## Data for this task:
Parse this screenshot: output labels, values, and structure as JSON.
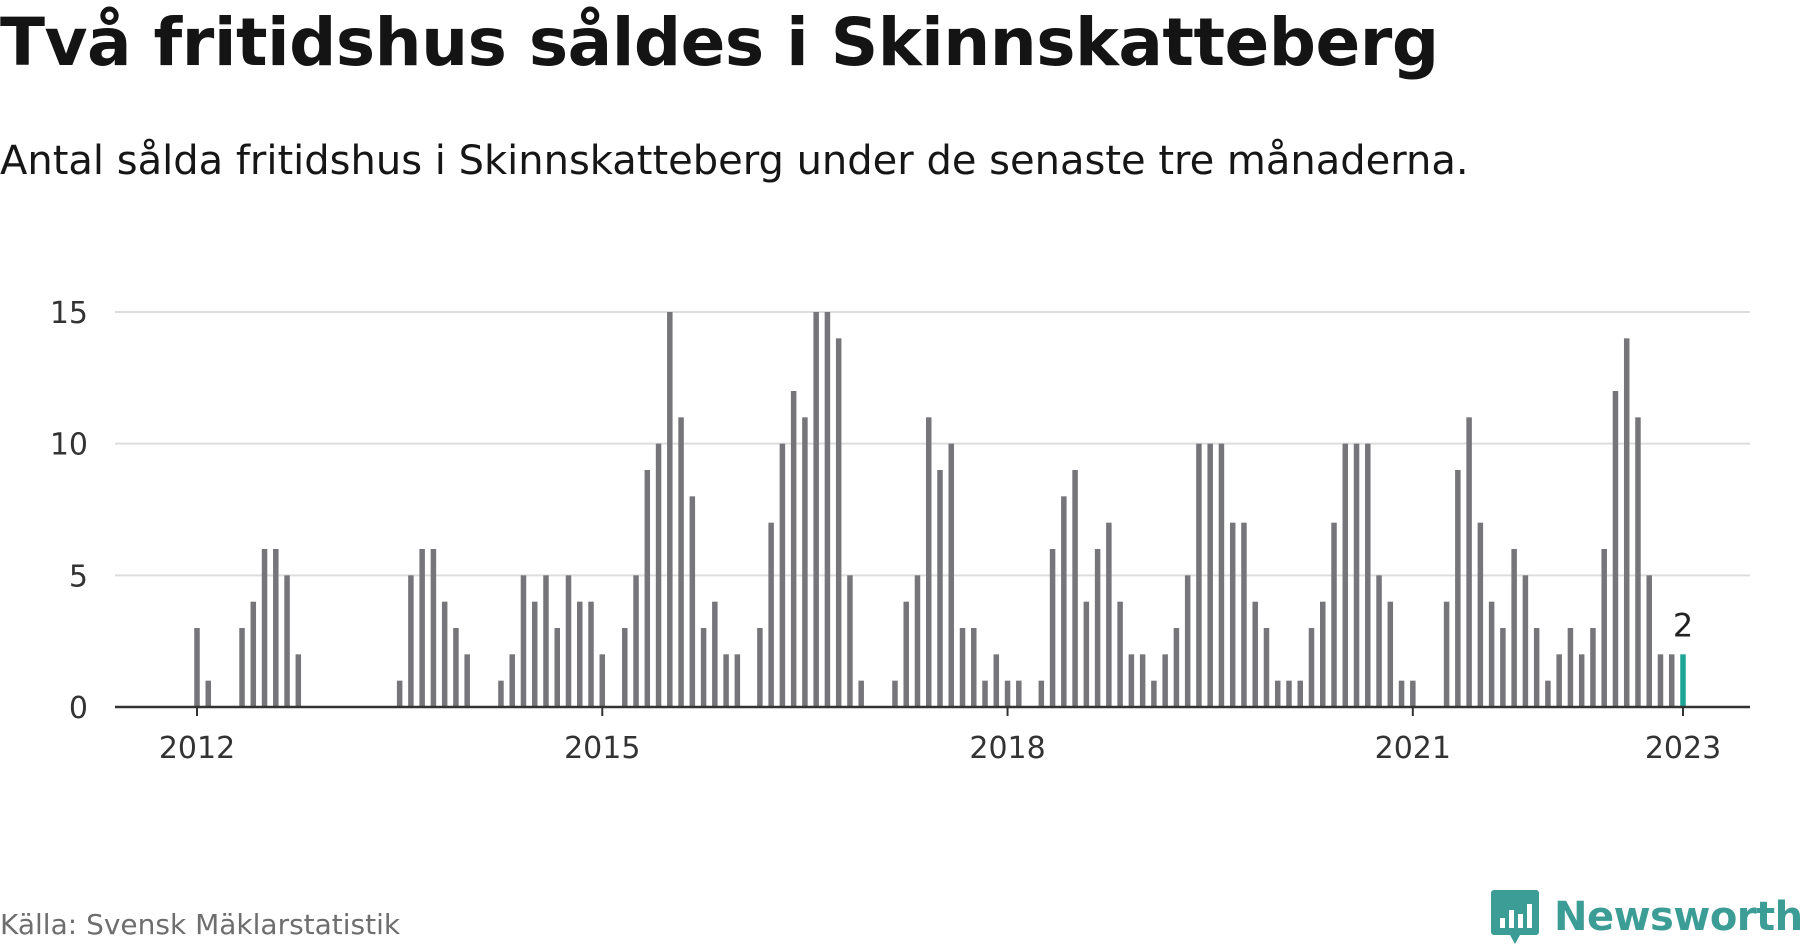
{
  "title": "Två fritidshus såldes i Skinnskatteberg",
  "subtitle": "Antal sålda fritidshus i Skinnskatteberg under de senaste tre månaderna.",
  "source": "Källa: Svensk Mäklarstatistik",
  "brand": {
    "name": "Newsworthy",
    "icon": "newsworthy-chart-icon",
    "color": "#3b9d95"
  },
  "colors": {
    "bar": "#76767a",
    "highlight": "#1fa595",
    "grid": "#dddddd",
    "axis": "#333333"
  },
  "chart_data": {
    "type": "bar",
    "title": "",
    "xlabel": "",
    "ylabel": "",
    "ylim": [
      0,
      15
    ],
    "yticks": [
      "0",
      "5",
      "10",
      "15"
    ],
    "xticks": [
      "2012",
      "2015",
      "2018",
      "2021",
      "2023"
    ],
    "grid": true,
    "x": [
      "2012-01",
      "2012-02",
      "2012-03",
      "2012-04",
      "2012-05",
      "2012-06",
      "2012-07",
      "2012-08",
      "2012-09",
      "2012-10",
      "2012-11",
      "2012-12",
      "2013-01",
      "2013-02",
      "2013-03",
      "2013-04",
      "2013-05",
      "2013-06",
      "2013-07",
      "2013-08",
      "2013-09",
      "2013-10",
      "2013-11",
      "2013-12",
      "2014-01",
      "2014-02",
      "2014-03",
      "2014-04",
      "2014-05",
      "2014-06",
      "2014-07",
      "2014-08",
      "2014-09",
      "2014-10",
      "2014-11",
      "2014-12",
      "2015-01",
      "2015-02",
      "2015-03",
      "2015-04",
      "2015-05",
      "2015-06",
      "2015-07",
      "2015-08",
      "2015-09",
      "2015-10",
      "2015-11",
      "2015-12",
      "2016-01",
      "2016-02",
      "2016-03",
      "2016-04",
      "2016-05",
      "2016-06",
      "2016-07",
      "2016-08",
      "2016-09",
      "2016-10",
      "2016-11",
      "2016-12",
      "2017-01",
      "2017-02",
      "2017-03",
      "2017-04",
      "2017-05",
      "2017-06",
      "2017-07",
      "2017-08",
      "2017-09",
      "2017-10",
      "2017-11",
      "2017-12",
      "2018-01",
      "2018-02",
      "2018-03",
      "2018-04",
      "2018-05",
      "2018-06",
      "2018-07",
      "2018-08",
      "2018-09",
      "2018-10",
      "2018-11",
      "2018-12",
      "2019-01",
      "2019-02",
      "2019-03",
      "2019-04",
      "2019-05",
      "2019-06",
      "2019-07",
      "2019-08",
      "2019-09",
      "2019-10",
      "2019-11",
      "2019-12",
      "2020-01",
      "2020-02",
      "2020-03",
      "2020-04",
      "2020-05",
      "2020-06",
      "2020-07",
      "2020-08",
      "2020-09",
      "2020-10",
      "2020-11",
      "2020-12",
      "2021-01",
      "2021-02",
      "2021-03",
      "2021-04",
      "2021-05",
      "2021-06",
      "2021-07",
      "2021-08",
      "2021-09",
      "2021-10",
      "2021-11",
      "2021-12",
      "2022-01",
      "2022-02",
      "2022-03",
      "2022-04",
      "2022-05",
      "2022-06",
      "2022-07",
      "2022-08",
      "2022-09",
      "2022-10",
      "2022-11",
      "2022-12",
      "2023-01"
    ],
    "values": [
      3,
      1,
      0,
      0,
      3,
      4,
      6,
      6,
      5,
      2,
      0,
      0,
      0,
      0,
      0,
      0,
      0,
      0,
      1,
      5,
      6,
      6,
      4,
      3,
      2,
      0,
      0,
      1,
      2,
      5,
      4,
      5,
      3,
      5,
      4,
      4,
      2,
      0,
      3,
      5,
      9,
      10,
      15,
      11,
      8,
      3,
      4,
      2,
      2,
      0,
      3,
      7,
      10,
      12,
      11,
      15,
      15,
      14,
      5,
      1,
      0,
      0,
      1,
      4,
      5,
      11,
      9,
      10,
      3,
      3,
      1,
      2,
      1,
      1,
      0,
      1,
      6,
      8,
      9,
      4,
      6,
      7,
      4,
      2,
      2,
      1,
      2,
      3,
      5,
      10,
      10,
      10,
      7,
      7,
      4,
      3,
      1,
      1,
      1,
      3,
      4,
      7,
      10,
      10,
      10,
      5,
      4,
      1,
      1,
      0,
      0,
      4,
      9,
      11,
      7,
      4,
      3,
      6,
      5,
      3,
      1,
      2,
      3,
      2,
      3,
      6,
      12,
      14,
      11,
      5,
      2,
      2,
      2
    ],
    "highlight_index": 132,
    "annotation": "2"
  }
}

## Required task:
Will you restate every entry word for word and omit the images?

## Full answer:
Parse this screenshot: output labels, values, and structure as JSON.
{
  "title": "Två fritidshus såldes i Skinnskatteberg",
  "subtitle": "Antal sålda fritidshus i Skinnskatteberg under de senaste tre månaderna.",
  "source": "Källa: Svensk Mäklarstatistik",
  "brand": {
    "name": "Newsworthy",
    "icon": "newsworthy-chart-icon",
    "color": "#3b9d95"
  },
  "colors": {
    "bar": "#76767a",
    "highlight": "#1fa595",
    "grid": "#dddddd",
    "axis": "#333333"
  },
  "chart_data": {
    "type": "bar",
    "title": "",
    "xlabel": "",
    "ylabel": "",
    "ylim": [
      0,
      15
    ],
    "yticks": [
      "0",
      "5",
      "10",
      "15"
    ],
    "xticks": [
      "2012",
      "2015",
      "2018",
      "2021",
      "2023"
    ],
    "grid": true,
    "x": [
      "2012-01",
      "2012-02",
      "2012-03",
      "2012-04",
      "2012-05",
      "2012-06",
      "2012-07",
      "2012-08",
      "2012-09",
      "2012-10",
      "2012-11",
      "2012-12",
      "2013-01",
      "2013-02",
      "2013-03",
      "2013-04",
      "2013-05",
      "2013-06",
      "2013-07",
      "2013-08",
      "2013-09",
      "2013-10",
      "2013-11",
      "2013-12",
      "2014-01",
      "2014-02",
      "2014-03",
      "2014-04",
      "2014-05",
      "2014-06",
      "2014-07",
      "2014-08",
      "2014-09",
      "2014-10",
      "2014-11",
      "2014-12",
      "2015-01",
      "2015-02",
      "2015-03",
      "2015-04",
      "2015-05",
      "2015-06",
      "2015-07",
      "2015-08",
      "2015-09",
      "2015-10",
      "2015-11",
      "2015-12",
      "2016-01",
      "2016-02",
      "2016-03",
      "2016-04",
      "2016-05",
      "2016-06",
      "2016-07",
      "2016-08",
      "2016-09",
      "2016-10",
      "2016-11",
      "2016-12",
      "2017-01",
      "2017-02",
      "2017-03",
      "2017-04",
      "2017-05",
      "2017-06",
      "2017-07",
      "2017-08",
      "2017-09",
      "2017-10",
      "2017-11",
      "2017-12",
      "2018-01",
      "2018-02",
      "2018-03",
      "2018-04",
      "2018-05",
      "2018-06",
      "2018-07",
      "2018-08",
      "2018-09",
      "2018-10",
      "2018-11",
      "2018-12",
      "2019-01",
      "2019-02",
      "2019-03",
      "2019-04",
      "2019-05",
      "2019-06",
      "2019-07",
      "2019-08",
      "2019-09",
      "2019-10",
      "2019-11",
      "2019-12",
      "2020-01",
      "2020-02",
      "2020-03",
      "2020-04",
      "2020-05",
      "2020-06",
      "2020-07",
      "2020-08",
      "2020-09",
      "2020-10",
      "2020-11",
      "2020-12",
      "2021-01",
      "2021-02",
      "2021-03",
      "2021-04",
      "2021-05",
      "2021-06",
      "2021-07",
      "2021-08",
      "2021-09",
      "2021-10",
      "2021-11",
      "2021-12",
      "2022-01",
      "2022-02",
      "2022-03",
      "2022-04",
      "2022-05",
      "2022-06",
      "2022-07",
      "2022-08",
      "2022-09",
      "2022-10",
      "2022-11",
      "2022-12",
      "2023-01"
    ],
    "values": [
      3,
      1,
      0,
      0,
      3,
      4,
      6,
      6,
      5,
      2,
      0,
      0,
      0,
      0,
      0,
      0,
      0,
      0,
      1,
      5,
      6,
      6,
      4,
      3,
      2,
      0,
      0,
      1,
      2,
      5,
      4,
      5,
      3,
      5,
      4,
      4,
      2,
      0,
      3,
      5,
      9,
      10,
      15,
      11,
      8,
      3,
      4,
      2,
      2,
      0,
      3,
      7,
      10,
      12,
      11,
      15,
      15,
      14,
      5,
      1,
      0,
      0,
      1,
      4,
      5,
      11,
      9,
      10,
      3,
      3,
      1,
      2,
      1,
      1,
      0,
      1,
      6,
      8,
      9,
      4,
      6,
      7,
      4,
      2,
      2,
      1,
      2,
      3,
      5,
      10,
      10,
      10,
      7,
      7,
      4,
      3,
      1,
      1,
      1,
      3,
      4,
      7,
      10,
      10,
      10,
      5,
      4,
      1,
      1,
      0,
      0,
      4,
      9,
      11,
      7,
      4,
      3,
      6,
      5,
      3,
      1,
      2,
      3,
      2,
      3,
      6,
      12,
      14,
      11,
      5,
      2,
      2,
      2
    ],
    "highlight_index": 132,
    "annotation": "2"
  }
}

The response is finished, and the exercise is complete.